## Task statement
Exactly repeat all the records below, omitting the images they hold.
:: Dataset records
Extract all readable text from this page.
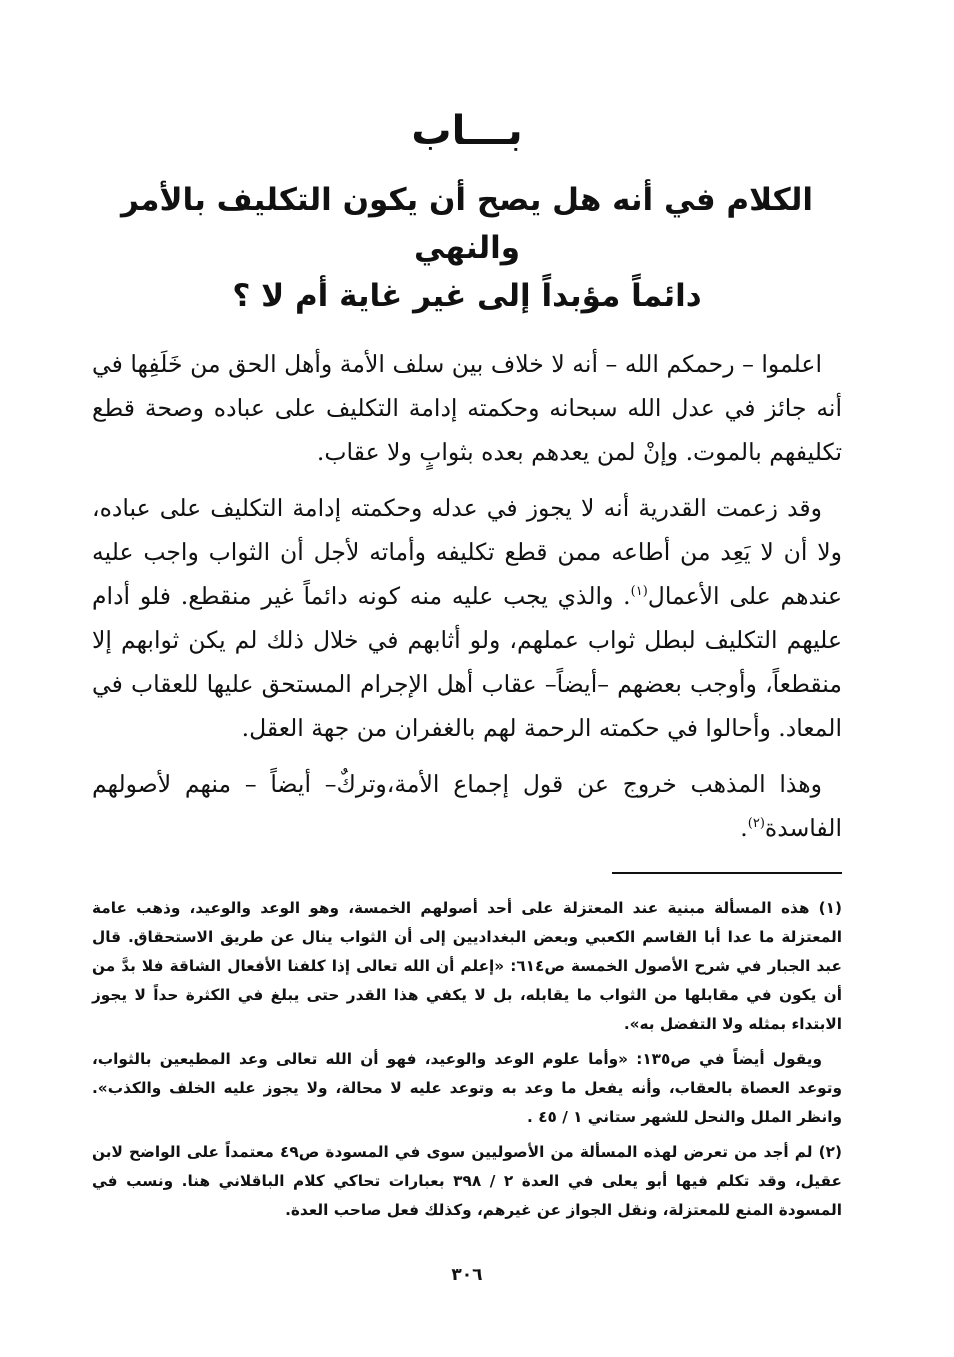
بـــاب
الكلام في أنه هل يصح أن يكون التكليف بالأمر والنهي
دائماً مؤبداً إلى غير غاية أم لا ؟

اعلموا – رحمكم الله – أنه لا خلاف بين سلف الأمة وأهل الحق من خَلَفِها في أنه جائز في عدل الله سبحانه وحكمته إدامة التكليف على عباده وصحة قطع تكليفهم بالموت. وإنْ لمن يعدهم بعده بثوابٍ ولا عقاب.

وقد زعمت القدرية أنه لا يجوز في عدله وحكمته إدامة التكليف على عباده، ولا أن لا يَعِد من أطاعه ممن قطع تكليفه وأماته لأجل أن الثواب واجب عليه عندهم على الأعمال$^{(١)}$. والذي يجب عليه منه كونه دائماً غير منقطع. فلو أدام عليهم التكليف لبطل ثواب عملهم، ولو أثابهم في خلال ذلك لم يكن ثوابهم إلا منقطعاً، وأوجب بعضهم –أيضاً– عقاب أهل الإجرام المستحق عليها للعقاب في المعاد. وأحالوا في حكمته الرحمة لهم بالغفران من جهة العقل.

وهذا المذهب خروج عن قول إجماع الأمة،وتركٌ– أيضاً – منهم لأصولهم الفاسدة$^{(٢)}$.

(١) هذه المسألة مبنية عند المعتزلة على أحد أصولهم الخمسة، وهو الوعد والوعيد، وذهب عامة المعتزلة ما عدا أبا القاسم الكعبي وبعض البغداديين إلى أن الثواب ينال عن طريق الاستحقاق. قال عبد الجبار في شرح الأصول الخمسة ص٦١٤: «إعلم أن الله تعالى إذا كلفنا الأفعال الشاقة فلا بدَّ من أن يكون في مقابلها من الثواب ما يقابله، بل لا يكفي هذا القدر حتى يبلغ في الكثرة حداً لا يجوز الابتداء بمثله ولا التفضل به».

ويقول أيضاً في ص١٣٥: «وأما علوم الوعد والوعيد، فهو أن الله تعالى وعد المطيعين بالثواب، وتوعد العصاة بالعقاب، وأنه يفعل ما وعد به وتوعد عليه لا محالة، ولا يجوز عليه الخلف والكذب». وانظر الملل والنحل للشهر ستاني ١ / ٤٥ .

(٢) لم أجد من تعرض لهذه المسألة من الأصوليين سوى في المسودة ص٤٩ معتمداً على الواضح لابن عقيل، وقد تكلم فيها أبو يعلى في العدة ٢ / ٣٩٨ بعبارات تحاكي كلام الباقلاني هنا. ونسب في المسودة المنع للمعتزلة، ونقل الجواز عن غيرهم، وكذلك فعل صاحب العدة.

٣٠٦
::::
## Solution to this task
Extract all readable text from this page.
بـــاب
الكلام في أنه هل يصح أن يكون التكليف بالأمر والنهي
دائماً مؤبداً إلى غير غاية أم لا ؟

اعلموا – رحمكم الله – أنه لا خلاف بين سلف الأمة وأهل الحق من خَلَفِها في أنه جائز في عدل الله سبحانه وحكمته إدامة التكليف على عباده وصحة قطع تكليفهم بالموت. وإنْ لمن يعدهم بعده بثوابٍ ولا عقاب.

وقد زعمت القدرية أنه لا يجوز في عدله وحكمته إدامة التكليف على عباده، ولا أن لا يَعِد من أطاعه ممن قطع تكليفه وأماته لأجل أن الثواب واجب عليه عندهم على الأعمال$^{(١)}$. والذي يجب عليه منه كونه دائماً غير منقطع. فلو أدام عليهم التكليف لبطل ثواب عملهم، ولو أثابهم في خلال ذلك لم يكن ثوابهم إلا منقطعاً، وأوجب بعضهم –أيضاً– عقاب أهل الإجرام المستحق عليها للعقاب في المعاد. وأحالوا في حكمته الرحمة لهم بالغفران من جهة العقل.

وهذا المذهب خروج عن قول إجماع الأمة،وتركٌ– أيضاً – منهم لأصولهم الفاسدة$^{(٢)}$.

(١) هذه المسألة مبنية عند المعتزلة على أحد أصولهم الخمسة، وهو الوعد والوعيد، وذهب عامة المعتزلة ما عدا أبا القاسم الكعبي وبعض البغداديين إلى أن الثواب ينال عن طريق الاستحقاق. قال عبد الجبار في شرح الأصول الخمسة ص٦١٤: «إعلم أن الله تعالى إذا كلفنا الأفعال الشاقة فلا بدَّ من أن يكون في مقابلها من الثواب ما يقابله، بل لا يكفي هذا القدر حتى يبلغ في الكثرة حداً لا يجوز الابتداء بمثله ولا التفضل به».

ويقول أيضاً في ص١٣٥: «وأما علوم الوعد والوعيد، فهو أن الله تعالى وعد المطيعين بالثواب، وتوعد العصاة بالعقاب، وأنه يفعل ما وعد به وتوعد عليه لا محالة، ولا يجوز عليه الخلف والكذب». وانظر الملل والنحل للشهر ستاني ١ / ٤٥ .

(٢) لم أجد من تعرض لهذه المسألة من الأصوليين سوى في المسودة ص٤٩ معتمداً على الواضح لابن عقيل، وقد تكلم فيها أبو يعلى في العدة ٢ / ٣٩٨ بعبارات تحاكي كلام الباقلاني هنا. ونسب في المسودة المنع للمعتزلة، ونقل الجواز عن غيرهم، وكذلك فعل صاحب العدة.

٣٠٦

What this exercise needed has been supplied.